Exercise instructions —
Look for "kind" in the listing below. Gather each line that contains it.

Data excerpts —
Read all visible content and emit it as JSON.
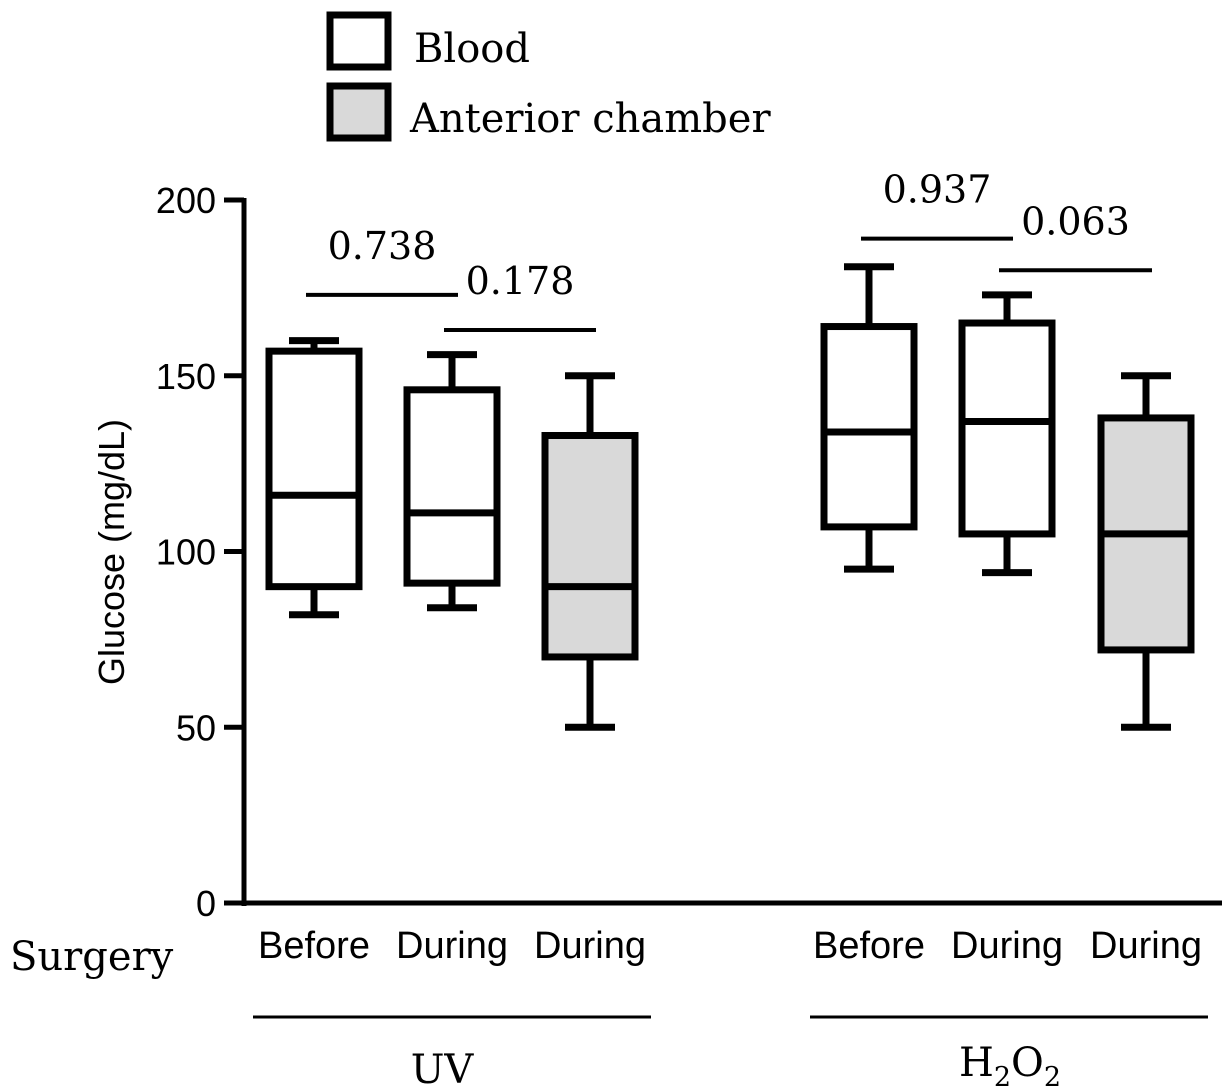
{
  "chart_data": {
    "type": "box",
    "ylabel": "Glucose (mg/dL)",
    "ylim": [
      0,
      200
    ],
    "yticks": [
      "0",
      "50",
      "100",
      "150",
      "200"
    ],
    "row_label": "Surgery",
    "legend": {
      "placement": "top-left",
      "entries": [
        {
          "label": "Blood",
          "color": "#ffffff"
        },
        {
          "label": "Anterior chamber",
          "color": "#d9d9d9"
        }
      ]
    },
    "groups": [
      {
        "label": "UV",
        "boxes": [
          {
            "category": "Before",
            "series": "Blood",
            "min": 82,
            "q1": 90,
            "median": 116,
            "q3": 157,
            "max": 160
          },
          {
            "category": "During",
            "series": "Blood",
            "min": 84,
            "q1": 91,
            "median": 111,
            "q3": 146,
            "max": 156
          },
          {
            "category": "During",
            "series": "Anterior chamber",
            "min": 50,
            "q1": 70,
            "median": 90,
            "q3": 133,
            "max": 150
          }
        ],
        "comparisons": [
          {
            "from": 0,
            "to": 1,
            "y": 173,
            "label": "0.738"
          },
          {
            "from": 1,
            "to": 2,
            "y": 163,
            "label": "0.178"
          }
        ]
      },
      {
        "label": "H₂O₂",
        "label_main": "H",
        "label_sub1": "2",
        "label_mid": "O",
        "label_sub2": "2",
        "boxes": [
          {
            "category": "Before",
            "series": "Blood",
            "min": 95,
            "q1": 107,
            "median": 134,
            "q3": 164,
            "max": 181
          },
          {
            "category": "During",
            "series": "Blood",
            "min": 94,
            "q1": 105,
            "median": 137,
            "q3": 165,
            "max": 173
          },
          {
            "category": "During",
            "series": "Anterior chamber",
            "min": 50,
            "q1": 72,
            "median": 105,
            "q3": 138,
            "max": 150
          }
        ],
        "comparisons": [
          {
            "from": 0,
            "to": 1,
            "y": 189,
            "label": "0.937"
          },
          {
            "from": 1,
            "to": 2,
            "y": 180,
            "label": "0.063"
          }
        ]
      }
    ]
  }
}
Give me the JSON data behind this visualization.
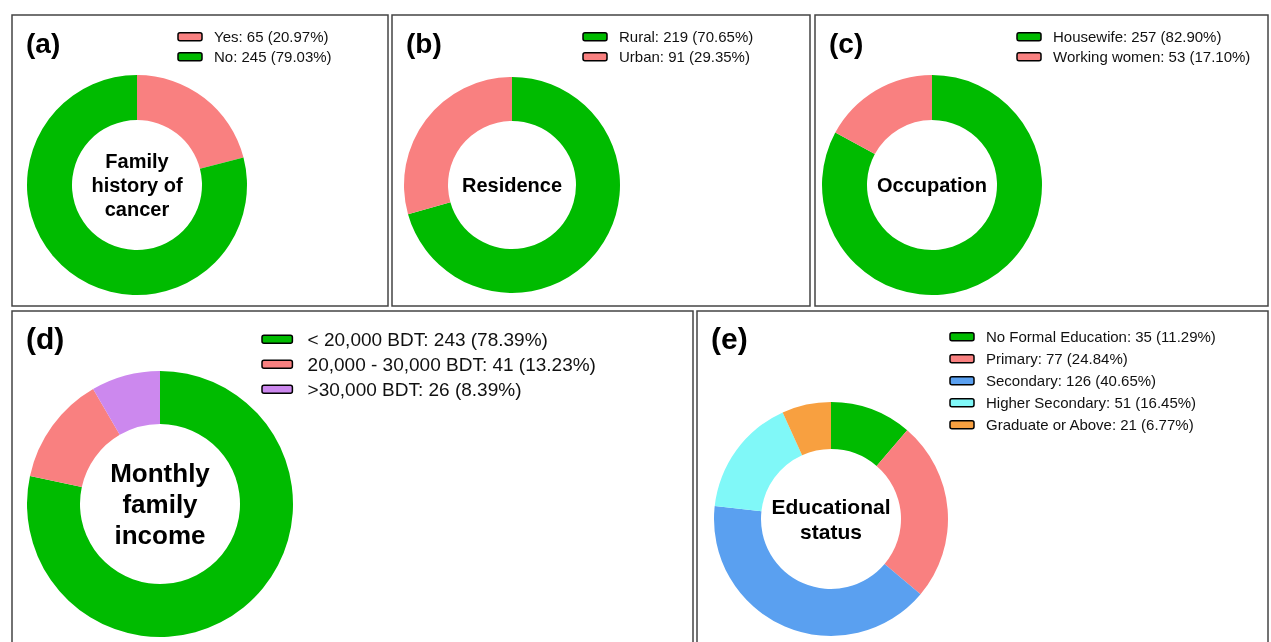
{
  "chart_data": [
    {
      "type": "donut",
      "title": "(a)",
      "annotations": [
        "Family history of cancer"
      ],
      "categories": [
        "Yes: 65 (20.97%)",
        "No: 245 (79.03%)"
      ],
      "values": [
        65,
        245
      ],
      "colors": [
        "#f98080",
        "#00bb00"
      ],
      "legend": "top right"
    },
    {
      "type": "donut",
      "title": "(b)",
      "annotations": [
        "Residence"
      ],
      "categories": [
        "Rural: 219 (70.65%)",
        "Urban: 91 (29.35%)"
      ],
      "values": [
        219,
        91
      ],
      "colors": [
        "#00bb00",
        "#f98080"
      ],
      "legend": "top right"
    },
    {
      "type": "donut",
      "title": "(c)",
      "annotations": [
        "Occupation"
      ],
      "categories": [
        "Housewife: 257 (82.90%)",
        "Working women: 53 (17.10%)"
      ],
      "values": [
        257,
        53
      ],
      "colors": [
        "#00bb00",
        "#f98080"
      ],
      "legend": "top right"
    },
    {
      "type": "donut",
      "title": "(d)",
      "annotations": [
        "Monthly family income"
      ],
      "categories": [
        "< 20,000 BDT: 243 (78.39%)",
        "20,000 - 30,000 BDT: 41 (13.23%)",
        ">30,000 BDT: 26 (8.39%)"
      ],
      "values": [
        243,
        41,
        26
      ],
      "colors": [
        "#00bb00",
        "#f98080",
        "#cc88ee"
      ],
      "legend": "top right"
    },
    {
      "type": "donut",
      "title": "(e)",
      "annotations": [
        "Educational status"
      ],
      "categories": [
        "No Formal Education: 35 (11.29%)",
        "Primary: 77 (24.84%)",
        "Secondary: 126 (40.65%)",
        "Higher Secondary: 51 (16.45%)",
        "Graduate or Above: 21 (6.77%)"
      ],
      "values": [
        35,
        77,
        126,
        51,
        21
      ],
      "colors": [
        "#00bb00",
        "#f98080",
        "#5aa0f0",
        "#80f8f8",
        "#f8a040"
      ],
      "legend": "top right"
    }
  ]
}
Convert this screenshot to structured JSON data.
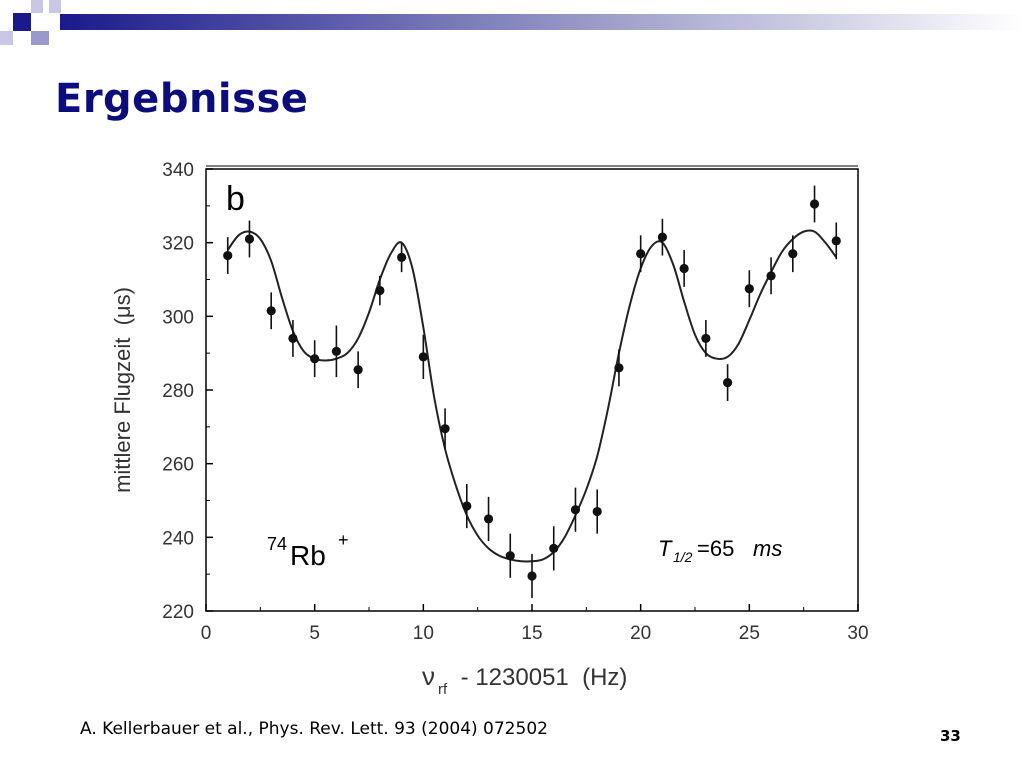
{
  "slide": {
    "title": "Ergebnisse",
    "citation": "A. Kellerbauer et al., Phys. Rev. Lett. 93 (2004) 072502",
    "page_number": "33",
    "colors": {
      "title": "#0c0c7c",
      "accent_dark": "#1a1a8c",
      "accent_light": "#9999cc"
    }
  },
  "chart_data": {
    "type": "scatter",
    "panel_label": "b",
    "xlim": [
      0,
      30
    ],
    "ylim": [
      220,
      340
    ],
    "x_ticks": [
      0,
      5,
      10,
      15,
      20,
      25,
      30
    ],
    "y_ticks": [
      220,
      240,
      260,
      280,
      300,
      320,
      340
    ],
    "xlabel": {
      "symbol": "ν",
      "subscript": "rf",
      "rest": " - 1230051  (Hz)"
    },
    "ylabel": "mittlere Flugzeit  (μs)",
    "annotations": {
      "isotope": {
        "mass": "74",
        "element": "Rb",
        "charge": "+"
      },
      "halflife": {
        "symbol": "T",
        "subscript": "1/2",
        "value": "=65",
        "unit": "ms"
      }
    },
    "series": [
      {
        "kind": "points_with_error",
        "points": [
          {
            "x": 1,
            "y": 316.5,
            "err": 5
          },
          {
            "x": 2,
            "y": 321,
            "err": 5
          },
          {
            "x": 3,
            "y": 301.5,
            "err": 5
          },
          {
            "x": 4,
            "y": 294,
            "err": 5
          },
          {
            "x": 5,
            "y": 288.5,
            "err": 5
          },
          {
            "x": 6,
            "y": 290.5,
            "err": 7
          },
          {
            "x": 7,
            "y": 285.5,
            "err": 5
          },
          {
            "x": 8,
            "y": 307,
            "err": 4
          },
          {
            "x": 9,
            "y": 316,
            "err": 4
          },
          {
            "x": 10,
            "y": 289,
            "err": 6
          },
          {
            "x": 11,
            "y": 269.5,
            "err": 5.5
          },
          {
            "x": 12,
            "y": 248.5,
            "err": 6
          },
          {
            "x": 13,
            "y": 245,
            "err": 6
          },
          {
            "x": 14,
            "y": 235,
            "err": 6
          },
          {
            "x": 15,
            "y": 229.5,
            "err": 6
          },
          {
            "x": 16,
            "y": 237,
            "err": 6
          },
          {
            "x": 17,
            "y": 247.5,
            "err": 6
          },
          {
            "x": 18,
            "y": 247,
            "err": 6
          },
          {
            "x": 19,
            "y": 286,
            "err": 5
          },
          {
            "x": 20,
            "y": 317,
            "err": 5
          },
          {
            "x": 21,
            "y": 321.5,
            "err": 5
          },
          {
            "x": 22,
            "y": 313,
            "err": 5
          },
          {
            "x": 23,
            "y": 294,
            "err": 5
          },
          {
            "x": 24,
            "y": 282,
            "err": 5
          },
          {
            "x": 25,
            "y": 307.5,
            "err": 5
          },
          {
            "x": 26,
            "y": 311,
            "err": 5
          },
          {
            "x": 27,
            "y": 317,
            "err": 5
          },
          {
            "x": 28,
            "y": 330.5,
            "err": 5
          },
          {
            "x": 29,
            "y": 320.5,
            "err": 5
          }
        ]
      },
      {
        "kind": "fit_line",
        "points": [
          [
            1,
            318
          ],
          [
            1.5,
            322
          ],
          [
            2,
            323
          ],
          [
            2.5,
            321
          ],
          [
            3,
            315
          ],
          [
            3.5,
            305
          ],
          [
            4,
            296
          ],
          [
            4.5,
            290.5
          ],
          [
            5,
            288.5
          ],
          [
            5.5,
            288
          ],
          [
            6,
            288.5
          ],
          [
            6.5,
            290
          ],
          [
            7,
            294
          ],
          [
            7.5,
            301
          ],
          [
            8,
            310
          ],
          [
            8.5,
            317
          ],
          [
            9,
            320
          ],
          [
            9.5,
            313
          ],
          [
            10,
            297
          ],
          [
            10.5,
            278
          ],
          [
            11,
            264
          ],
          [
            11.5,
            254
          ],
          [
            12,
            246
          ],
          [
            12.5,
            240.5
          ],
          [
            13,
            237
          ],
          [
            13.5,
            235
          ],
          [
            14,
            234
          ],
          [
            14.5,
            233.5
          ],
          [
            15,
            233.5
          ],
          [
            15.5,
            234
          ],
          [
            16,
            236
          ],
          [
            16.5,
            240
          ],
          [
            17,
            246
          ],
          [
            17.5,
            253
          ],
          [
            18,
            262
          ],
          [
            18.5,
            275
          ],
          [
            19,
            290
          ],
          [
            19.5,
            303
          ],
          [
            20,
            313
          ],
          [
            20.5,
            319
          ],
          [
            21,
            320
          ],
          [
            21.5,
            314
          ],
          [
            22,
            304
          ],
          [
            22.5,
            295
          ],
          [
            23,
            290
          ],
          [
            23.5,
            288.5
          ],
          [
            24,
            289
          ],
          [
            24.5,
            292.5
          ],
          [
            25,
            299
          ],
          [
            25.5,
            306
          ],
          [
            26,
            312
          ],
          [
            26.5,
            317.5
          ],
          [
            27,
            321
          ],
          [
            27.5,
            323
          ],
          [
            28,
            323
          ],
          [
            28.5,
            320
          ],
          [
            29,
            316
          ]
        ]
      }
    ]
  }
}
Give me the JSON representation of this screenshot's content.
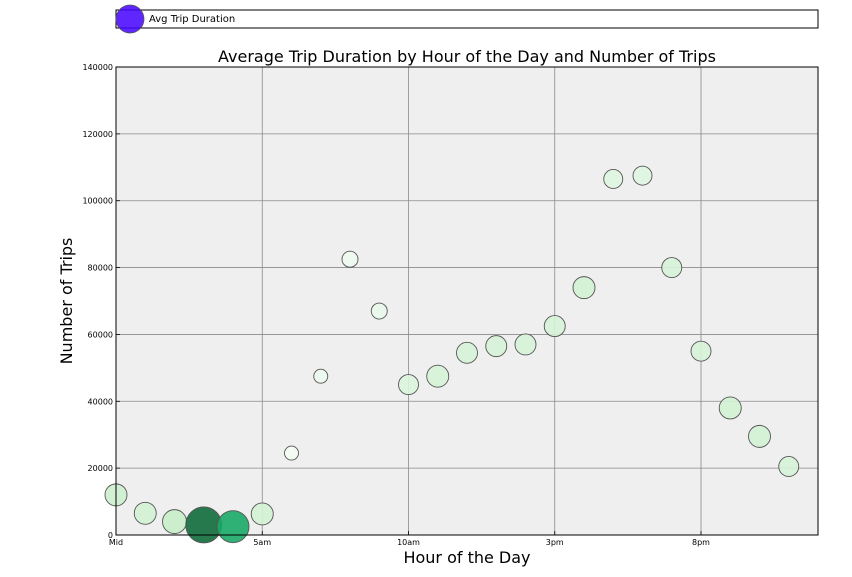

The reply —
        "kind": "points_with_error",
        "kind": "fit_line",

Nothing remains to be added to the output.